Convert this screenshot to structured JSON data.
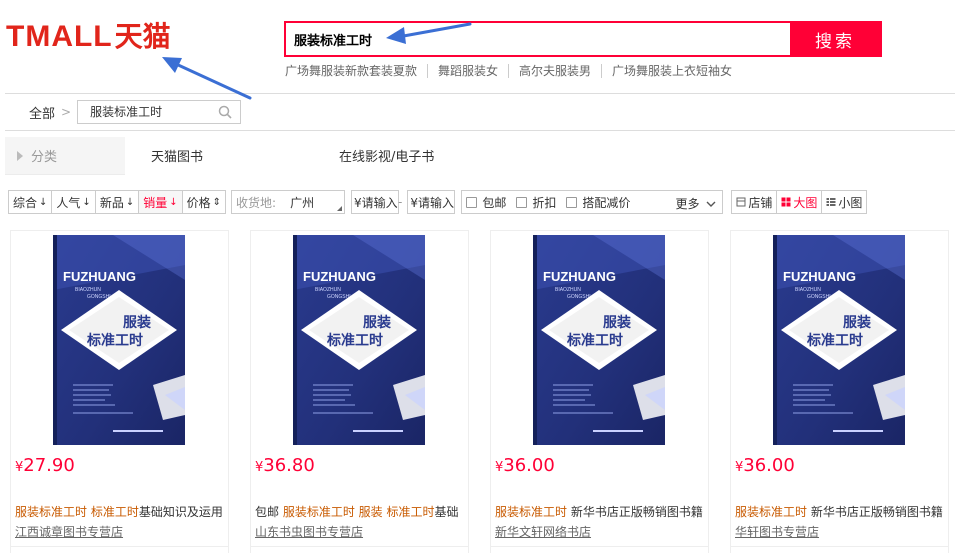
{
  "header": {
    "logo_text": "TMALL",
    "logo_cn": "天猫",
    "search_value": "服装标准工时",
    "search_button": "搜索",
    "hot_words": [
      "广场舞服装新款套装夏款",
      "舞蹈服装女",
      "高尔夫服装男",
      "广场舞服装上衣短袖女"
    ]
  },
  "breadcrumb": {
    "all": "全部",
    "sep": ">",
    "input_value": "服装标准工时"
  },
  "category": {
    "label": "分类",
    "items": [
      "天猫图书",
      "在线影视/电子书"
    ]
  },
  "sort": {
    "buttons": [
      {
        "label": "综合",
        "arrow": "↓"
      },
      {
        "label": "人气",
        "arrow": "↓"
      },
      {
        "label": "新品",
        "arrow": "↓"
      },
      {
        "label": "销量",
        "arrow": "↓"
      },
      {
        "label": "价格",
        "arrow": "⇕"
      }
    ],
    "ship_from_label": "收货地:",
    "ship_from_city": "广州",
    "price_min": "¥请输入",
    "price_dash": "-",
    "price_max": "¥请输入",
    "checks": [
      "包邮",
      "折扣",
      "搭配减价"
    ],
    "more": "更多",
    "views": [
      "店铺",
      "大图",
      "小图"
    ]
  },
  "products": [
    {
      "price": "27.90",
      "title_parts": [
        {
          "t": "服装标准工时",
          "hl": true
        },
        {
          "t": " ",
          "hl": false
        },
        {
          "t": "标准工时",
          "hl": true
        },
        {
          "t": "基础知识及运用",
          "hl": false
        }
      ],
      "shop": "江西诚章图书专营店",
      "cover": {
        "en": "FUZHUANG",
        "pinyin1": "BIAOZHUN",
        "pinyin2": "GONGSHI",
        "cn1": "服装",
        "cn2": "标准工时"
      }
    },
    {
      "price": "36.80",
      "title_parts": [
        {
          "t": "包邮 ",
          "hl": false
        },
        {
          "t": "服装标准工时",
          "hl": true
        },
        {
          "t": " ",
          "hl": false
        },
        {
          "t": "服装",
          "hl": true
        },
        {
          "t": " ",
          "hl": false
        },
        {
          "t": "标准工时",
          "hl": true
        },
        {
          "t": "基础",
          "hl": false
        }
      ],
      "shop": "山东书虫图书专营店",
      "cover": {
        "en": "FUZHUANG",
        "pinyin1": "BIAOZHUN",
        "pinyin2": "GONGSHI",
        "cn1": "服装",
        "cn2": "标准工时"
      }
    },
    {
      "price": "36.00",
      "title_parts": [
        {
          "t": "服装标准工时",
          "hl": true
        },
        {
          "t": " 新华书店正版畅销图书籍",
          "hl": false
        }
      ],
      "shop": "新华文轩网络书店",
      "cover": {
        "en": "FUZHUANG",
        "pinyin1": "BIAOZHUN",
        "pinyin2": "GONGSHI",
        "cn1": "服装",
        "cn2": "标准工时"
      }
    },
    {
      "price": "36.00",
      "title_parts": [
        {
          "t": "服装标准工时",
          "hl": true
        },
        {
          "t": " 新华书店正版畅销图书籍",
          "hl": false
        }
      ],
      "shop": "华轩图书专营店",
      "cover": {
        "en": "FUZHUANG",
        "pinyin1": "BIAOZHUN",
        "pinyin2": "GONGSHI",
        "cn1": "服装",
        "cn2": "标准工时"
      }
    }
  ],
  "currency": "¥",
  "colors": {
    "brand": "#ff0036",
    "highlight": "#c85a00",
    "annotation": "#3b6fd4"
  }
}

*WHAT THE TASK ASKS*. Take every line from the data above that holds "shop" and copy it out.

*SOLUTION TO THIS TASK*.
      "shop": "江西诚章图书专营店",
      "shop": "山东书虫图书专营店",
      "shop": "新华文轩网络书店",
      "shop": "华轩图书专营店",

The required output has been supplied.